(SUPPLIED TEXT):
— start —
It seems that nationalisation is all the rage these days. The takeover of Fannie Mae and Freddie Mac, if it does not put paid to the notion that housing finance is too important to be left to the private sector, at least suggests that it needs that proverbial 'heavy hand' of the state. And thank god – were Fannie and Freddie allowed to go under it would be baby-crunching time in markets throughout the world. Of course, it was a reluctant take-over, just as reluctant as the take-over of Northern Rock, and the Bush Government did everything it could to downplay the announcement of this momentous step. But not even announcing it on a Sunday, on the same day as the kick-off of the American football season, can bury this news.
In our little realm, the Government has taken a much different and almost unique step: it has blamed the fortunes of the housing market on the people. Apparently the whole mess is our collective fault. This strategy could be rolled out on a number of fronts: Minister Hanafin could march up and down dole queues, barracking the unemployed – 'It's your fault'. Minister Coughlan could write to every enterprise that closes down – 'You've just been liquidated? It's your fault'. Master Batt O'Keefe could storm into those over-crowded classrooms in debt-ridden schools that use abacuses instead of computers and point the all-accusing finger to children: 'It's your bloody fault'. Okay, a risky strategy – but you gotta admit: it has chutzpah.
— end —
(DATA SHOWN):
— start —
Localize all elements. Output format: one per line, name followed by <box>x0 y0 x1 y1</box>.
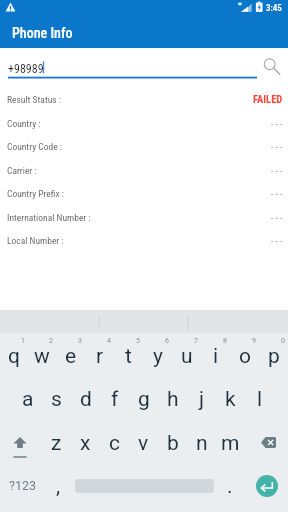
button[interactable]: Carrier : <box>0 161 288 179</box>
button[interactable]: Country Prefix : <box>0 184 288 202</box>
button[interactable]: q <box>0 333 28 377</box>
staticText: Country Prefix : <box>7 188 65 199</box>
staticText: p <box>268 344 280 369</box>
button[interactable]: l <box>245 377 274 421</box>
staticText: q <box>8 344 20 369</box>
button[interactable]: , <box>43 465 74 512</box>
staticText: 4 <box>107 337 111 345</box>
staticText: 8 <box>223 337 227 345</box>
staticText: International Number : <box>7 212 91 223</box>
staticText: w <box>34 344 50 369</box>
staticText: - - - <box>271 165 283 176</box>
staticText: . <box>227 474 233 499</box>
staticText: 3 <box>78 337 82 345</box>
button[interactable]: t <box>114 333 143 377</box>
staticText: a <box>22 387 34 412</box>
staticText: ?123 <box>9 478 36 493</box>
staticText: c <box>109 431 120 456</box>
button[interactable]: s <box>42 377 71 421</box>
staticText: - - - <box>271 212 283 223</box>
staticText: 2 <box>49 337 53 345</box>
button[interactable]: e <box>56 333 85 377</box>
button[interactable]: u <box>172 333 201 377</box>
staticText: 5 <box>136 337 140 345</box>
button[interactable]: x <box>71 421 100 465</box>
button[interactable]: y <box>143 333 172 377</box>
staticText: +98989 <box>8 62 44 76</box>
staticText: s <box>51 387 62 412</box>
button[interactable]: ?123 <box>0 465 43 512</box>
staticText: n <box>196 431 208 456</box>
button[interactable]: r <box>85 333 114 377</box>
staticText: 3:45 <box>266 3 282 14</box>
staticText: d <box>80 387 92 412</box>
staticText: 6 <box>165 337 169 345</box>
staticText: b <box>167 431 179 456</box>
staticText: Country Code : <box>7 141 62 152</box>
staticText: 9 <box>252 337 256 345</box>
staticText: h <box>167 387 179 412</box>
button[interactable]: Country : <box>0 114 288 132</box>
button[interactable]: i <box>201 333 230 377</box>
staticText: Carrier : <box>7 165 37 176</box>
button[interactable]: v <box>129 421 158 465</box>
staticText: m <box>221 431 240 456</box>
button[interactable]: Shift <box>0 421 42 465</box>
button[interactable]: . <box>214 465 245 512</box>
button[interactable]: b <box>158 421 187 465</box>
button[interactable]: c <box>100 421 129 465</box>
button[interactable]: a <box>13 377 42 421</box>
button[interactable]: o <box>230 333 259 377</box>
button[interactable]: Backspace <box>245 421 288 465</box>
staticText: 1 <box>21 337 25 345</box>
staticText: - - - <box>271 141 283 152</box>
button[interactable]: p <box>259 333 288 377</box>
staticText: f <box>111 387 119 412</box>
staticText: x <box>80 431 91 456</box>
staticText: j <box>199 387 205 412</box>
staticText: i <box>213 344 219 369</box>
button[interactable]: Local Number : <box>0 231 288 249</box>
staticText: - - - <box>271 118 283 129</box>
staticText: r <box>96 344 104 369</box>
staticText: v <box>138 431 149 456</box>
staticText: - - - <box>271 188 283 199</box>
staticText: o <box>239 344 251 369</box>
button[interactable]: Space <box>74 465 214 512</box>
button[interactable]: w <box>28 333 56 377</box>
button[interactable]: g <box>129 377 158 421</box>
staticText: Local Number : <box>7 235 64 246</box>
staticText: l <box>257 387 263 412</box>
button[interactable]: f <box>100 377 129 421</box>
staticText: - - - <box>271 235 283 246</box>
staticText: 7 <box>194 337 198 345</box>
staticText: z <box>51 431 62 456</box>
staticText: Country : <box>7 118 41 129</box>
staticText: Result Status : <box>7 94 62 105</box>
staticText: FAILED <box>253 93 283 105</box>
staticText: t <box>125 344 132 369</box>
button[interactable]: z <box>42 421 71 465</box>
button[interactable]: Country Code : <box>0 137 288 155</box>
button[interactable]: Search <box>258 54 282 78</box>
staticText: Phone Info <box>12 25 73 41</box>
button[interactable]: k <box>216 377 245 421</box>
button[interactable]: d <box>71 377 100 421</box>
button[interactable]: Result Status : <box>0 90 288 108</box>
button[interactable]: n <box>187 421 216 465</box>
staticText: 0 <box>281 337 285 345</box>
staticText: e <box>65 344 77 369</box>
button[interactable]: h <box>158 377 187 421</box>
staticText: u <box>181 344 193 369</box>
button[interactable]: m <box>216 421 245 465</box>
button[interactable]: International Number : <box>0 208 288 226</box>
staticText: , <box>56 474 61 499</box>
staticText: g <box>138 387 150 412</box>
staticText: y <box>153 344 163 369</box>
staticText: k <box>225 387 236 412</box>
button[interactable]: Enter <box>245 465 288 512</box>
button[interactable]: j <box>187 377 216 421</box>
— end —
(REQUIRED WORK):
A. In the piece on nationalization, on what day was the takeover of Fannie Mae and Freddie Mac announced?
B. Condense the paragraph of the nationalization piece that begins "In our little realm" into two or three sentences, keeping its main points.
C. Continue the piece on nationalization and the housing market from its final sentence.
The lines bear no relation to the piece on nationalization and the housing market.

(SOLVED PROBLEMS):
A. It was announced on a Sunday, the same day as the kick-off of the American football season.

B. The Government has taken an almost unique step by blaming the state of the housing market on the people themselves. The same approach could be extended, with Minister Hanafin blaming the unemployed, Minister Coughlan blaming liquidated enterprises and Minister Batt O'Keefe blaming children in crowded, under-equipped classrooms. It is a risky strategy, but it has chutzpah.

C.
The fact is no political party stood up the middle of the feeding-frenzy in the property market, and there is little bold vision coming out now. In one sense, it's difficult to come up with a set of policies because once you start tinkering with one part of the market, something else pops up – so inextricably intertwined are property, housing, banking, finance, equities, employment and economic growth. You have to go back to first principles, and that means working your way back through a minefield. But let's try.
First,in the short-term, though the Left is uncomfortable about letting the market do its thing, that's exactly what has to happen now. Property prices should be allowed to fall. Any attempts to stimulate new-house build would be perverse given the level of unsold housing stock (until this stock is largely sold off there's little hope of future sustainable new-build), and the level of construction activity must decline as a proportion of general economic activity – and that means fewer building workers.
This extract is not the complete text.